* begin Data records *
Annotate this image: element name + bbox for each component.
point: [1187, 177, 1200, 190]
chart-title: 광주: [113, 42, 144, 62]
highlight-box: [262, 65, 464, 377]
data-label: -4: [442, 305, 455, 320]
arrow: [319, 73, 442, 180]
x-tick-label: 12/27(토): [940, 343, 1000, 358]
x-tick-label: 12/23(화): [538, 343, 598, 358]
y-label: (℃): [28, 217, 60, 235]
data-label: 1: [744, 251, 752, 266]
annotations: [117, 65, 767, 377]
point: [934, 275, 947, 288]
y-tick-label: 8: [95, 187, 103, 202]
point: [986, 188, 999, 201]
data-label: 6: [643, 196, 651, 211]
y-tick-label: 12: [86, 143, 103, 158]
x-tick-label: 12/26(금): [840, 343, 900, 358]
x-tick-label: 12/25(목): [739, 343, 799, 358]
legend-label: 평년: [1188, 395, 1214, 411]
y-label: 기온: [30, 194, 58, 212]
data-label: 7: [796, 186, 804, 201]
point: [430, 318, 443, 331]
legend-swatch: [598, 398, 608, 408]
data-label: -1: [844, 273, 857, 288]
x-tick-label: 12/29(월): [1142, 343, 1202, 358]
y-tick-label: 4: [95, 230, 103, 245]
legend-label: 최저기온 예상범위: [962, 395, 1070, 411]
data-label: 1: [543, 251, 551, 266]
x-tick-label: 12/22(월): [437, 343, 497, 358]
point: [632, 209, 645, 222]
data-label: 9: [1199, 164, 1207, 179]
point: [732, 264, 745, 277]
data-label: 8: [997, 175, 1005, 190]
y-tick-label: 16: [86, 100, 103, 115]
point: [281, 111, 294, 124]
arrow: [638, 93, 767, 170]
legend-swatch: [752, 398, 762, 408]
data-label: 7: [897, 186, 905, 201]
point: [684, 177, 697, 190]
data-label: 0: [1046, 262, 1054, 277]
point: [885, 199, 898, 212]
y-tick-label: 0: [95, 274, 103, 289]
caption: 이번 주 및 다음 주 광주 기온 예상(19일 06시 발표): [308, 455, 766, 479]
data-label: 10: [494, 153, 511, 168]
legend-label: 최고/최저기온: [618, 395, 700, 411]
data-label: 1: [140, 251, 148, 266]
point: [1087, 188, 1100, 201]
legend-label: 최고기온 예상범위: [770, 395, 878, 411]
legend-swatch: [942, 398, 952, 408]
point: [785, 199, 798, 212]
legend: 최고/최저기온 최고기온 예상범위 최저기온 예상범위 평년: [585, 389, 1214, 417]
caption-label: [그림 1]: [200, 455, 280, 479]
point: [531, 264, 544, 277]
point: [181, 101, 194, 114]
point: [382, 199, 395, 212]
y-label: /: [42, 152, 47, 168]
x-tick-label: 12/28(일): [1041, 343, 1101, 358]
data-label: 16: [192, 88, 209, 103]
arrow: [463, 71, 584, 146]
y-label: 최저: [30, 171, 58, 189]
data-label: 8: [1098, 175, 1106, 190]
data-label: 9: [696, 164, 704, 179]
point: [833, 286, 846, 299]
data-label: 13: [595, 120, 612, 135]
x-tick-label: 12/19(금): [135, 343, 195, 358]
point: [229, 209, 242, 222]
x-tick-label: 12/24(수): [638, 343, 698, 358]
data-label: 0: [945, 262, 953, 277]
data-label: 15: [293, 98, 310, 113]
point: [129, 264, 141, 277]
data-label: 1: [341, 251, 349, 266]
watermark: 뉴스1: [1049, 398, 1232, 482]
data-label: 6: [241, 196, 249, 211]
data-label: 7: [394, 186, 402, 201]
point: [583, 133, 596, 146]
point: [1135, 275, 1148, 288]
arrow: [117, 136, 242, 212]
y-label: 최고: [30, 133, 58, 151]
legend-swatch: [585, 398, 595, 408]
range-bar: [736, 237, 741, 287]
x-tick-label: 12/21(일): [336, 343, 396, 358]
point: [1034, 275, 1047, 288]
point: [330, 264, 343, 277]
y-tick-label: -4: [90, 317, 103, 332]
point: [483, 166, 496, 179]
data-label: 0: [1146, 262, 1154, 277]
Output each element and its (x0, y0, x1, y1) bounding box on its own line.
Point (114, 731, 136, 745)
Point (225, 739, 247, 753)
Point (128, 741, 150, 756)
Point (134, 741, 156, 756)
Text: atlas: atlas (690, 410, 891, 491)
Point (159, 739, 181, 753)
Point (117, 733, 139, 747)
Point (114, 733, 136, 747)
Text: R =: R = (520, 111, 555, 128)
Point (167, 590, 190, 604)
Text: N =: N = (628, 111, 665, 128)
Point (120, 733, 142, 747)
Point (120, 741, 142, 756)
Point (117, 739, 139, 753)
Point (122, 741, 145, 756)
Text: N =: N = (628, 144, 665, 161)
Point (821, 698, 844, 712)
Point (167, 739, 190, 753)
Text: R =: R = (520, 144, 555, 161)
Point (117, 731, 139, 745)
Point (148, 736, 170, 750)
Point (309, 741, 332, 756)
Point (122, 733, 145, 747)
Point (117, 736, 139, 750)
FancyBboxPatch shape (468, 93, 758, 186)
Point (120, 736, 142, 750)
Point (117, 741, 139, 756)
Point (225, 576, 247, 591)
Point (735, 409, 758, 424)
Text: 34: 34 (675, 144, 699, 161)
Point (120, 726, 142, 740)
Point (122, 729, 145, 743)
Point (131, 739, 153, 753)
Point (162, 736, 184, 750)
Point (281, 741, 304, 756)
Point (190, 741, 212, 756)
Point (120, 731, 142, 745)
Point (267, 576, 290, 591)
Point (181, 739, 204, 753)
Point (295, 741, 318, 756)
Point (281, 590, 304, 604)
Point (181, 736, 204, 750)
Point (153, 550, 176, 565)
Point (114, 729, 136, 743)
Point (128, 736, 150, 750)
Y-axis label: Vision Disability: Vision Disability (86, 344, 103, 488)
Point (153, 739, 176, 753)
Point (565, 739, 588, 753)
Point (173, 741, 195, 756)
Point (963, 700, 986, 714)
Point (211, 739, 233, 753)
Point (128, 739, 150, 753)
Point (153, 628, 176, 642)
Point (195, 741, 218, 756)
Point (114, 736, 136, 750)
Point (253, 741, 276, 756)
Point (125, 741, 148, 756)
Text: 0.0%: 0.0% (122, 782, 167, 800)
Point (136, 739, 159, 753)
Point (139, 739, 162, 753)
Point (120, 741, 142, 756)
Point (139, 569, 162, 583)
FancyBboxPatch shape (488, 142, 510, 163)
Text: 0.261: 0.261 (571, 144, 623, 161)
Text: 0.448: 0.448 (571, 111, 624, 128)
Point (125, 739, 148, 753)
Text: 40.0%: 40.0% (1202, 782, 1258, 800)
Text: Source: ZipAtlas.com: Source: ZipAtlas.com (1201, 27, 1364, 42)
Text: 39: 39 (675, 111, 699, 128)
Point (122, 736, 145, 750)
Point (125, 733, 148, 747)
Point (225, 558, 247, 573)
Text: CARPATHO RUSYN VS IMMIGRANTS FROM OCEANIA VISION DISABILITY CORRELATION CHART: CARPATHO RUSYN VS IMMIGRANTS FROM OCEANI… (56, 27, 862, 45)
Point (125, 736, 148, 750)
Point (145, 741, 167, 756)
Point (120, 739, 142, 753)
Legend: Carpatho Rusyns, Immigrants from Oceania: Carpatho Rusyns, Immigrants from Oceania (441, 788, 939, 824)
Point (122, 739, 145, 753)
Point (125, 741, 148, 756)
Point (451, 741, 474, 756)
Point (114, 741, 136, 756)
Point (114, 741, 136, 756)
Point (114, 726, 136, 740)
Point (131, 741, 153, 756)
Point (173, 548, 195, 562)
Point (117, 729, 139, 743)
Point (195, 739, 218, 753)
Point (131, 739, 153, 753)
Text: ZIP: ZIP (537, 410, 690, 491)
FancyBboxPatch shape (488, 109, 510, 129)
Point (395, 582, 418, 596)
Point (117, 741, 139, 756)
* end Data records *
Give the data again, from its first line through the line containing "data-label: 10: [494, 153, 511, 168]", replacing "arrow" with "pointer" and leaving everything else unchanged.

» Task result:
Annotate this image: element name + bbox for each component.
point: [1187, 177, 1200, 190]
chart-title: 광주: [113, 42, 144, 62]
highlight-box: [262, 65, 464, 377]
data-label: -4: [442, 305, 455, 320]
pointer: [319, 73, 442, 180]
x-tick-label: 12/27(토): [940, 343, 1000, 358]
x-tick-label: 12/23(화): [538, 343, 598, 358]
y-label: (℃): [28, 217, 60, 235]
data-label: 1: [744, 251, 752, 266]
annotations: [117, 65, 767, 377]
point: [934, 275, 947, 288]
y-tick-label: 8: [95, 187, 103, 202]
point: [986, 188, 999, 201]
data-label: 6: [643, 196, 651, 211]
y-tick-label: 12: [86, 143, 103, 158]
x-tick-label: 12/26(금): [840, 343, 900, 358]
x-tick-label: 12/25(목): [739, 343, 799, 358]
legend-label: 평년: [1188, 395, 1214, 411]
y-label: 기온: [30, 194, 58, 212]
data-label: 7: [796, 186, 804, 201]
point: [430, 318, 443, 331]
legend-swatch: [598, 398, 608, 408]
data-label: -1: [844, 273, 857, 288]
x-tick-label: 12/29(월): [1142, 343, 1202, 358]
y-tick-label: 4: [95, 230, 103, 245]
legend-label: 최저기온 예상범위: [962, 395, 1070, 411]
data-label: 1: [543, 251, 551, 266]
x-tick-label: 12/22(월): [437, 343, 497, 358]
point: [632, 209, 645, 222]
data-label: 9: [1199, 164, 1207, 179]
point: [732, 264, 745, 277]
data-label: 8: [997, 175, 1005, 190]
y-tick-label: 16: [86, 100, 103, 115]
point: [281, 111, 294, 124]
pointer: [638, 93, 767, 170]
legend-swatch: [752, 398, 762, 408]
data-label: 7: [897, 186, 905, 201]
point: [684, 177, 697, 190]
data-label: 0: [1046, 262, 1054, 277]
point: [885, 199, 898, 212]
y-tick-label: 0: [95, 274, 103, 289]
caption: 이번 주 및 다음 주 광주 기온 예상(19일 06시 발표): [308, 455, 766, 479]
data-label: 10: [494, 153, 511, 168]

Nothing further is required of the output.